*Exercise objective*.
Transcribe the full listing below exactly.

*Records for processing*.
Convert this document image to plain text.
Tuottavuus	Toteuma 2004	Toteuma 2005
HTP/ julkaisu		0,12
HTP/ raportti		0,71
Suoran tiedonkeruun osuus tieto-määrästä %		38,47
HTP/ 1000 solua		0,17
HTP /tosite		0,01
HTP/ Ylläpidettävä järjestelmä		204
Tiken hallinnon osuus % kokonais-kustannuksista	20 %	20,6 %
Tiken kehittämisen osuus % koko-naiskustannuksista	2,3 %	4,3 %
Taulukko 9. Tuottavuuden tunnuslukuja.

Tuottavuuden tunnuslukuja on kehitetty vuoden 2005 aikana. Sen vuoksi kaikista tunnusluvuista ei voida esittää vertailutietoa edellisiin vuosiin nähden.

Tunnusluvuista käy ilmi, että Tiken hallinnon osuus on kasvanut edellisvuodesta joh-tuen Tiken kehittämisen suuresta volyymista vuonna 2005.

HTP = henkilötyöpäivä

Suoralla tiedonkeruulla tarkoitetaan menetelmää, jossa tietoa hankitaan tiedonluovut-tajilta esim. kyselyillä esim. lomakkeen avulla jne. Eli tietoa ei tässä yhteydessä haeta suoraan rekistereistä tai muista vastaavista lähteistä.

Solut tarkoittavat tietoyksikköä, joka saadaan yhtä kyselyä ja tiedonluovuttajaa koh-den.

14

*Exercise result*.
Convert this document image to plain text.
Tuottavuus	Toteuma 2004	Toteuma 2005
HTP/ julkaisu		0,12
HTP/ raportti		0,71
Suoran tiedonkeruun osuus tieto-määrästä %		38,47
HTP/ 1000 solua		0,17
HTP /tosite		0,01
HTP/ Ylläpidettävä järjestelmä		204
Tiken hallinnon osuus % kokonais-kustannuksista	20 %	20,6 %
Tiken kehittämisen osuus % koko-naiskustannuksista	2,3 %	4,3 %
Taulukko 9. Tuottavuuden tunnuslukuja.

Tuottavuuden tunnuslukuja on kehitetty vuoden 2005 aikana. Sen vuoksi kaikista tunnusluvuista ei voida esittää vertailutietoa edellisiin vuosiin nähden.

Tunnusluvuista käy ilmi, että Tiken hallinnon osuus on kasvanut edellisvuodesta joh-tuen Tiken kehittämisen suuresta volyymista vuonna 2005.

HTP = henkilötyöpäivä

Suoralla tiedonkeruulla tarkoitetaan menetelmää, jossa tietoa hankitaan tiedonluovut-tajilta esim. kyselyillä esim. lomakkeen avulla jne. Eli tietoa ei tässä yhteydessä haeta suoraan rekistereistä tai muista vastaavista lähteistä.

Solut tarkoittavat tietoyksikköä, joka saadaan yhtä kyselyä ja tiedonluovuttajaa koh-den.

14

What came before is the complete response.